Main Energy Market Highlights 2021:

  • The global electricity demand increased 6% in 2021 vs. 2020, the highest increase since the financial crisis in 2010. China and India were the leading this growth. 
  • The IEA projects that the global electricity demand will grow 2.7% p.a. for the next few years. And the growth will be met mainly due to increasing renewable capacities. The demand is slowing down after 2022 as the post-Covid recovery effects disappear.
  • Despite unfavorable weather conditions, absolute growth in renewable electricity generation was the highest in history (up 6%). In the future, IEA projects renewable generation to grow 8% p.a, wherein has 1/3 of the world’s electricity is supplied by renewable energy in 2024
  • The greater need for coal and natural gas generation in 2021 pushed wholesale electricity prices higher. Coal met more than half of the increase in global demand.
  • As a result of the increase in fossil fuels power generation, CO2 emissions from electricity increased by over 7%, reaching a new high. And the emission is projected to remain the same over the next few years
  • Gas prices rose substantially from the end of 2020 to the second half of 2021, outpacing the rise in coal costs. As a result, the high gas-to-coal switching rate throughout 2021 led to higher demand for the EU ETS carbon allowances in Europe. Coal Power generators need to buy EU CO2 allowances to offset their GHG footprint. This trend supported the increase in carbon emissions costs in 2021. 
  • Due to higher emission costs and commodity prices, in the fourth quarter of 2021, average wholesale electricity costs were more than four times higher than the average from 2015 to 2020.
  • The IEA sees European electricity prices for the Cal22-24 -5% less expensive on average than those in 2021. Average power generation costs of gas-fired and forecasted to be around 100-130 EUR/MWh on average in Europe. Gas Power plants are also expected to play a more significant role in the energy system flexibility.

*Supplied records:*
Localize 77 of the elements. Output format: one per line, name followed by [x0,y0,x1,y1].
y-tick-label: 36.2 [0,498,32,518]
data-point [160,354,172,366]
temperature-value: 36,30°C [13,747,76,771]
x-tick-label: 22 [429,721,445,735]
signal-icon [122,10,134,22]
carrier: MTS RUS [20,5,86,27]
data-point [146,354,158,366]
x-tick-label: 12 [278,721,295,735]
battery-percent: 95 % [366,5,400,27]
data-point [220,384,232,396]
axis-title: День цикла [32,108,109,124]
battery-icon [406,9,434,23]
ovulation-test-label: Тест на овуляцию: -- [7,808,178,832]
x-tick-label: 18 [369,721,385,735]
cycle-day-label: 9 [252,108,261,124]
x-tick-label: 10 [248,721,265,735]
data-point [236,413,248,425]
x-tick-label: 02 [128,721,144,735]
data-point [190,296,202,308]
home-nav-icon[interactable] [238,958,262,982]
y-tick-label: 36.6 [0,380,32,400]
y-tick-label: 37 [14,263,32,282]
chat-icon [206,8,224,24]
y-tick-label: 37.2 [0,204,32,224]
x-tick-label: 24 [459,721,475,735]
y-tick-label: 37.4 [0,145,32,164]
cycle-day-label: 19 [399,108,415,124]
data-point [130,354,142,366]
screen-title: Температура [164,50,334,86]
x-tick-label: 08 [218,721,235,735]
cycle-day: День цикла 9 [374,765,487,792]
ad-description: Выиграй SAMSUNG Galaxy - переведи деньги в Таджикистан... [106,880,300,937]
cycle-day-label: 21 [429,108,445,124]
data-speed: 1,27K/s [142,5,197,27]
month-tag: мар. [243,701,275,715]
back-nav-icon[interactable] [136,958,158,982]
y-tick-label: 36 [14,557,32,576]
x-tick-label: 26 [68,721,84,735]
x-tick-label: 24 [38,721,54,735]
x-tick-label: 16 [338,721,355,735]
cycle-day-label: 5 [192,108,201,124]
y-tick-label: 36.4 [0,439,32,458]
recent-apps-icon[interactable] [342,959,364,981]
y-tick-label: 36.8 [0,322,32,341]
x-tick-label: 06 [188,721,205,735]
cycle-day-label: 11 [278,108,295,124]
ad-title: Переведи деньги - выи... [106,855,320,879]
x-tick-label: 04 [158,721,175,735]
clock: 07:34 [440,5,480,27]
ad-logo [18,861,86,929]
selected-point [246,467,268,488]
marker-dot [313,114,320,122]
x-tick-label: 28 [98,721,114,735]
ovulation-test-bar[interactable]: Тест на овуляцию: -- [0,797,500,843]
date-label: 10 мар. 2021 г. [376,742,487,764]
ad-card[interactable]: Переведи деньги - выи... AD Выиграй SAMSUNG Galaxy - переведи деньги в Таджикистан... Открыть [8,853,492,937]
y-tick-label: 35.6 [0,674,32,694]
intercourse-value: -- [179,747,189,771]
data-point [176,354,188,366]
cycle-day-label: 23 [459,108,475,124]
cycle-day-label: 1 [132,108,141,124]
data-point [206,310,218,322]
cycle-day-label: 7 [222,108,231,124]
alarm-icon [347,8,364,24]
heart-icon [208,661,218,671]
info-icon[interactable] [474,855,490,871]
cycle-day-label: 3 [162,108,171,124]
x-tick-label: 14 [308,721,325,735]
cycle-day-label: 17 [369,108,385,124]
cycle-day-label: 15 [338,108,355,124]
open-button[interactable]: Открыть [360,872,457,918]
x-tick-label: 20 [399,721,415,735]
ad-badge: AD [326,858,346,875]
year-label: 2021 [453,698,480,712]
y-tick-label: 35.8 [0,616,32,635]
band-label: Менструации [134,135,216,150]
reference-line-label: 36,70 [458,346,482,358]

*Activity 1:*
Reproduce the energy market highlights word for word, everything from "Main Energy Market" down to "leading this growth.".
*Activity 2:*
Answer these questions from the energy market highlights:
(a) By what percentage did global electricity demand increase in 2021 compared with 2020?
(b) By how much did CO2 emissions from electricity increase?
(c) In the fourth quarter of 2021, how did average wholesale electricity costs compare with the average from 2015 to 2020?
The material has no connection to the energy market highlights.

*Output 1:*
Main Energy Market Highlights 2021:

  • The global electricity demand increased 6% in 2021 vs. 2020, the highest increase since the financial crisis in 2010. China and India were the leading this growth.

*Output 2:*
(a) 6%
(b) By over 7%
(c) They were more than four times higher.